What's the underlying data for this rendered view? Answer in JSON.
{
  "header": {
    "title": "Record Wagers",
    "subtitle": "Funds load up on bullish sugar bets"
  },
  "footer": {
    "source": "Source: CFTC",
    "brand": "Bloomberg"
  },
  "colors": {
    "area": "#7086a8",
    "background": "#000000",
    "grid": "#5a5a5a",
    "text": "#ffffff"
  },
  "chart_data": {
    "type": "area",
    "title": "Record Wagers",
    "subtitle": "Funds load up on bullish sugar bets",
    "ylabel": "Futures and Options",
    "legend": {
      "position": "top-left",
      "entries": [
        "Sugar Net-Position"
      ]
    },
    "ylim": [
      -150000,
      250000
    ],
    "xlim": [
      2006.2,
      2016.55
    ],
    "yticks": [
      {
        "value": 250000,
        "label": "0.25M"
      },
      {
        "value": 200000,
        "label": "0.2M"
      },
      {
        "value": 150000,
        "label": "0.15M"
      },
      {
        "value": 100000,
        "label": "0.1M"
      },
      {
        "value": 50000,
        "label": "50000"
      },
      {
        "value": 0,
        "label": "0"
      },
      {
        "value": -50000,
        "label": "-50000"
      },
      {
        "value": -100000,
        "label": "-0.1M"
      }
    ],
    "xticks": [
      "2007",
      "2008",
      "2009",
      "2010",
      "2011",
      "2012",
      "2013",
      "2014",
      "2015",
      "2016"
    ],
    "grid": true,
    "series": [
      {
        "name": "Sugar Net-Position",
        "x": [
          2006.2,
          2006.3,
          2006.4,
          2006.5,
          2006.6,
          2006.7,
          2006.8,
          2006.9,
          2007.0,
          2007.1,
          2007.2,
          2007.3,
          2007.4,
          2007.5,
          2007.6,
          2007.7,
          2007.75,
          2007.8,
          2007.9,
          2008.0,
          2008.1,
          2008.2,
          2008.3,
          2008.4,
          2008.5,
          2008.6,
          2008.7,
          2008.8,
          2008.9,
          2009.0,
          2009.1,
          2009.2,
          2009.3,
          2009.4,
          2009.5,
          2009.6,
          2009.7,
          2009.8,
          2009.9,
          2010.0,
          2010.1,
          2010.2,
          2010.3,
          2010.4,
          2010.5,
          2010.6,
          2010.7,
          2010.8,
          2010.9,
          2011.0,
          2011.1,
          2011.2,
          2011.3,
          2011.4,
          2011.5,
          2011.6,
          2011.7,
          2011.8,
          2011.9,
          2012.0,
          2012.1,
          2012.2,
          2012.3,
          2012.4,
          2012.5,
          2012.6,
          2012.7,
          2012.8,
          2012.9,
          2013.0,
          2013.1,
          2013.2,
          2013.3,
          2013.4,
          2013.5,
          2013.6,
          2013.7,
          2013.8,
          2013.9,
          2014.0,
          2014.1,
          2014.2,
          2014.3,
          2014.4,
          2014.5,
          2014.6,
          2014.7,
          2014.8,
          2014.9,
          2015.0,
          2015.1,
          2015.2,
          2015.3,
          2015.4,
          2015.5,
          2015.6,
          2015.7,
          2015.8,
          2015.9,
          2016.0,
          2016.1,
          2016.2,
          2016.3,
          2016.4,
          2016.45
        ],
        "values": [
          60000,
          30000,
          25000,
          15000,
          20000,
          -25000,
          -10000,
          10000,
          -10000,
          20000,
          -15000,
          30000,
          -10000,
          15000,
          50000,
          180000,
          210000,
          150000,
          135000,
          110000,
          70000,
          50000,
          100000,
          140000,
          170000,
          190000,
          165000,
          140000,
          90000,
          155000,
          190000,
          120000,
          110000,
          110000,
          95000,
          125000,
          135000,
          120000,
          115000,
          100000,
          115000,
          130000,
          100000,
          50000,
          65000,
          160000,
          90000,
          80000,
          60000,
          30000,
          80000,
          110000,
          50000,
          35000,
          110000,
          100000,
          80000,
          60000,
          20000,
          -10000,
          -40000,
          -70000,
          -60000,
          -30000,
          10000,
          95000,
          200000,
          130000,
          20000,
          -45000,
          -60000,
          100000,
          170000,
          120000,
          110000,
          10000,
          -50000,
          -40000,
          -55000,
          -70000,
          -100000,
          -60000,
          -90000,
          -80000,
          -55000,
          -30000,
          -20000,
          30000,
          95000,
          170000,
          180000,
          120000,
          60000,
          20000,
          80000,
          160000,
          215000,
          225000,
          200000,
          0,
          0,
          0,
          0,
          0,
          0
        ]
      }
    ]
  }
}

---------------

* WHAT YOU SHOULD DO
Gather each line of the records holding the string "bullish".

* TASK SOLUTION
    "subtitle": "Funds load up on bullish sugar bets"
    "subtitle": "Funds load up on bullish sugar bets",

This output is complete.